— begin LISTED RECORDS —
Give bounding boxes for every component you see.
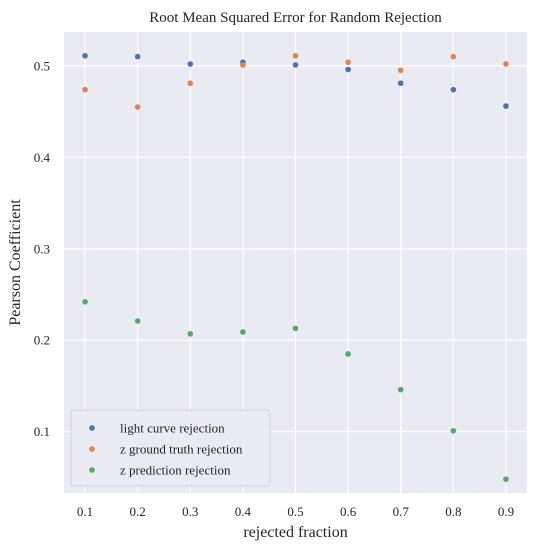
data-point-series-1: [134, 53, 141, 60]
data-points: [82, 52, 509, 483]
data-point-series-2: [450, 53, 457, 60]
legend-box: [70, 409, 271, 487]
legend-entry: z ground truth rejection: [120, 442, 243, 457]
data-point-series-2: [345, 59, 351, 65]
x-axis-label: rejected fraction: [243, 524, 347, 541]
y-axis-label: Pearson Coefficient: [7, 199, 24, 326]
data-point-series-1: [503, 103, 509, 109]
chart-title: Root Mean Squared Error for Random Rejec…: [149, 10, 442, 26]
data-point-series-1: [187, 61, 194, 67]
data-point-series-3: [82, 299, 88, 305]
data-point-series-2: [240, 62, 246, 68]
tick-labels: 0.1 0.2 0.3 0.4 0.5 0.6 0.7 0.8 0.9 0.1 0.2 0.3 0.4 0…: [34, 58, 514, 519]
legend-marker: [89, 467, 95, 473]
data-point-series-3: [397, 386, 404, 393]
data-point-series-2: [503, 61, 509, 67]
data-point-series-3: [503, 476, 509, 483]
x-tick-label: 0.5: [287, 504, 303, 519]
x-tick-label: 0.3: [182, 504, 198, 519]
x-tick-label: 0.6: [340, 504, 357, 519]
data-point-series-3: [450, 428, 457, 434]
y-tick-label: 0.4: [34, 150, 51, 165]
data-point-series-2: [397, 67, 404, 74]
legend-marker: [89, 425, 95, 431]
legend-entry: z prediction rejection: [120, 463, 231, 478]
data-point-series-3: [345, 351, 351, 357]
data-point-series-1: [450, 86, 457, 93]
x-tick-label: 0.2: [130, 504, 146, 519]
legend-marker: [89, 446, 95, 452]
data-point-series-1: [82, 52, 88, 59]
data-point-series-1: [397, 80, 404, 87]
y-tick-label: 0.1: [34, 424, 50, 439]
data-point-series-3: [187, 331, 194, 337]
y-tick-label: 0.5: [34, 58, 50, 73]
x-tick-label: 0.9: [498, 504, 514, 519]
x-tick-label: 0.1: [77, 504, 93, 519]
data-point-series-2: [292, 52, 299, 59]
data-point-series-1: [292, 62, 299, 68]
data-point-series-3: [240, 329, 246, 335]
data-point-series-3: [292, 325, 299, 332]
y-tick-label: 0.2: [34, 333, 50, 348]
data-point-series-3: [134, 318, 141, 324]
y-tick-label: 0.3: [34, 241, 50, 256]
data-point-series-2: [82, 86, 88, 93]
data-point-series-2: [187, 80, 194, 87]
x-tick-label: 0.8: [445, 504, 461, 519]
x-tick-label: 0.4: [235, 504, 252, 519]
data-point-series-1: [345, 66, 351, 73]
x-tick-label: 0.7: [393, 504, 410, 519]
legend: light curve rejection z ground truth reje…: [70, 409, 271, 487]
legend-entry: light curve rejection: [120, 421, 225, 436]
data-point-series-2: [134, 104, 141, 110]
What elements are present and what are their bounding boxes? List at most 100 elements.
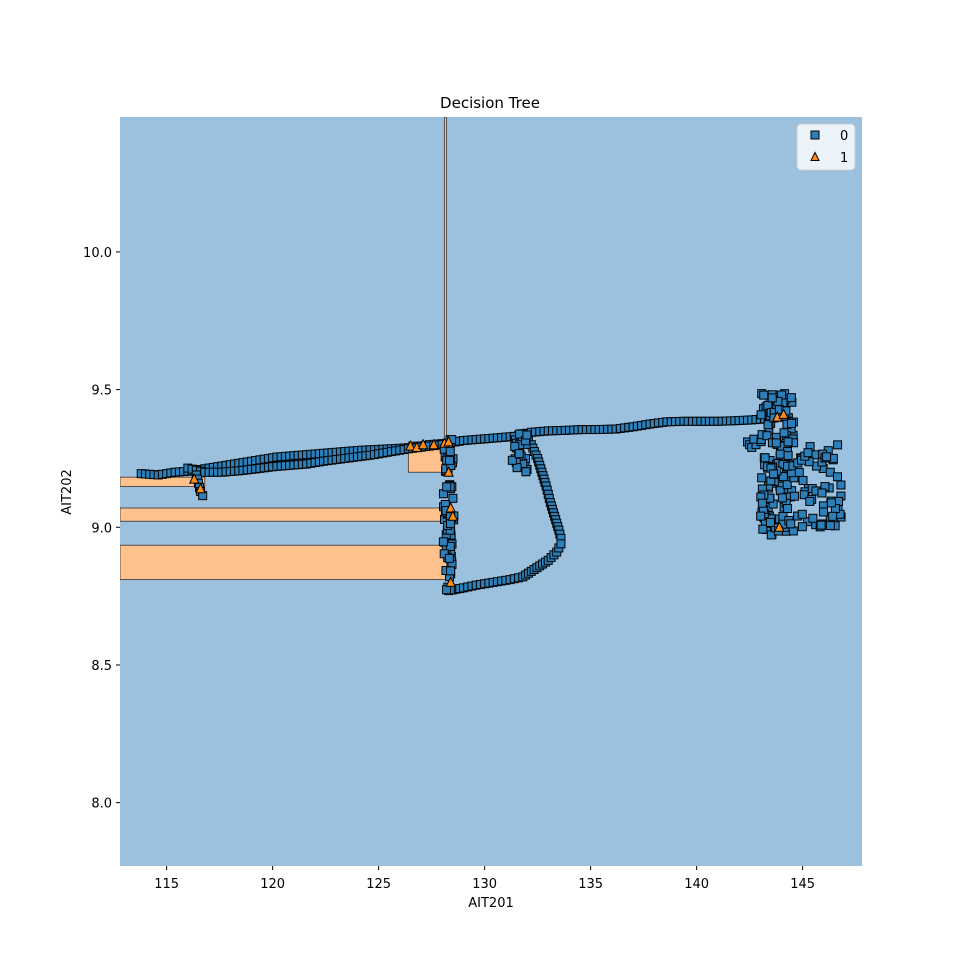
point-series-0-538	[789, 491, 799, 501]
point-series-0-569	[822, 452, 832, 462]
point-series-1-11	[445, 576, 457, 587]
point-series-0-487	[763, 420, 773, 430]
legend: 0 1	[796, 123, 856, 171]
x-tick-label-0: 115	[154, 877, 179, 892]
decision-region-1-4	[443, 117, 447, 443]
series-1-points	[188, 408, 789, 587]
point-series-0-288	[556, 539, 566, 549]
x-axis-label: AIT201	[468, 896, 513, 911]
point-series-1-14	[774, 521, 785, 532]
point-series-0-506	[760, 453, 770, 463]
point-series-0-355	[442, 585, 452, 595]
y-axis-label: AIT202	[60, 469, 75, 514]
point-series-0-498	[765, 517, 775, 527]
decision-region-1-1	[120, 507, 447, 522]
point-series-0-482	[778, 472, 788, 482]
point-series-0-400	[757, 473, 767, 483]
decision-region-1-0	[120, 544, 447, 581]
point-series-0-470	[756, 410, 766, 420]
point-series-0-452	[759, 390, 769, 400]
point-series-0-483	[756, 511, 766, 521]
point-series-0-568	[803, 448, 813, 458]
point-series-0-557	[805, 496, 815, 506]
point-series-0-571	[833, 440, 843, 450]
point-series-0-346	[439, 549, 449, 559]
point-series-0-591	[521, 467, 531, 477]
point-series-0-585	[507, 455, 517, 465]
point-series-0-501	[771, 438, 781, 448]
point-series-0-360	[446, 566, 456, 576]
point-series-1-7	[443, 435, 454, 447]
x-tick-label-4: 135	[578, 877, 603, 892]
chart-title: Decision Tree	[440, 94, 540, 112]
point-series-0-351	[438, 537, 448, 547]
point-series-0-565	[817, 488, 827, 498]
point-series-0-497	[767, 393, 777, 403]
legend-marker-series-0	[810, 130, 820, 140]
point-series-0-484	[762, 431, 772, 441]
point-series-1-0	[188, 472, 200, 484]
point-series-0-590	[522, 430, 532, 440]
x-tick-label-6: 145	[790, 877, 815, 892]
x-tick-label-2: 125	[366, 877, 391, 892]
plot-area	[120, 117, 862, 866]
point-series-0-512	[783, 451, 793, 461]
point-series-0-336	[448, 493, 458, 503]
point-series-0-354	[445, 455, 455, 465]
point-series-0-513	[786, 393, 796, 403]
decision-region-class-0	[120, 117, 862, 866]
legend-label-series-1: 1	[840, 151, 848, 166]
point-series-0-492	[786, 519, 796, 529]
y-tick-label-2: 9.0	[91, 521, 112, 536]
point-series-0-520	[797, 522, 807, 532]
point-series-0-554	[818, 507, 828, 517]
point-series-0-573	[797, 509, 807, 519]
point-series-0-472	[777, 493, 787, 503]
point-series-1-10	[447, 510, 459, 521]
legend-label-series-0: 0	[840, 129, 848, 144]
point-series-0-361	[444, 553, 454, 563]
point-series-0-589	[514, 449, 524, 459]
point-series-1-5	[428, 438, 440, 450]
point-series-0-533	[836, 480, 846, 490]
point-series-1-2	[405, 439, 416, 451]
point-series-1-4	[417, 438, 429, 450]
point-series-0-496	[786, 418, 796, 428]
y-tick-label-4: 10.0	[83, 246, 112, 261]
x-tick-label-3: 130	[472, 877, 497, 892]
y-tick-label-1: 8.5	[91, 659, 112, 674]
point-series-0-333	[445, 541, 455, 551]
y-axis: 8.0 8.5 9.0 9.5 10.0	[83, 246, 120, 812]
point-series-1-1	[195, 482, 206, 494]
point-series-0-495	[757, 498, 767, 508]
point-series-0-511	[768, 469, 778, 479]
point-series-0-539	[808, 513, 818, 523]
x-tick-label-1: 120	[260, 877, 285, 892]
point-series-0-563	[794, 467, 804, 477]
x-tick-label-5: 140	[684, 877, 709, 892]
point-series-0-363	[442, 482, 452, 492]
point-series-0-525	[799, 490, 809, 500]
point-series-0-447	[779, 428, 789, 438]
point-series-0-485	[783, 437, 793, 447]
point-series-0-362	[445, 519, 455, 529]
series-0-points	[136, 389, 846, 596]
point-series-0-572	[826, 498, 836, 508]
legend-marker-series-1	[810, 151, 820, 161]
point-series-1-13	[778, 408, 789, 419]
point-series-0-559	[798, 475, 808, 485]
point-series-1-8	[443, 466, 454, 477]
point-series-0-556	[816, 520, 826, 530]
x-axis: 115 120 125 130 135 140 145	[154, 866, 815, 892]
point-series-0-564	[828, 511, 838, 521]
point-series-0-566	[833, 472, 843, 482]
point-series-0-491	[758, 524, 768, 534]
point-series-0-570	[825, 521, 835, 531]
point-series-0-474	[775, 449, 785, 459]
point-series-0-582	[512, 463, 522, 473]
point-series-0-494	[783, 503, 793, 513]
point-series-0-359	[445, 447, 455, 457]
point-series-1-9	[445, 501, 457, 513]
y-tick-label-3: 9.5	[91, 384, 112, 399]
— end LISTED RECORDS —
WHAT TO WORK ON —
Output the data from the line containing "491, 799, 501]" to the line containing "521, 785, 532]", both included, as a Markdown table with the columns No. and Entry. Number each line and leave out any blank lines.

TASK RESULT —
| No. | Entry |
|---|---|
| 1 | point-series-0-538	[789, 491, 799, 501] |
| 2 | point-series-0-569	[822, 452, 832, 462] |
| 3 | point-series-1-11	[445, 576, 457, 587] |
| 4 | point-series-0-487	[763, 420, 773, 430] |
| 5 | legend: 0 1	[796, 123, 856, 171] |
| 6 | x-tick-label-0: 115	[154, 877, 179, 892] |
| 7 | decision-region-1-4	[443, 117, 447, 443] |
| 8 | series-1-points	[188, 408, 789, 587] |
| 9 | point-series-0-288	[556, 539, 566, 549] |
| 10 | x-axis-label: AIT201	[468, 896, 513, 911] |
| 11 | point-series-1-14	[774, 521, 785, 532] |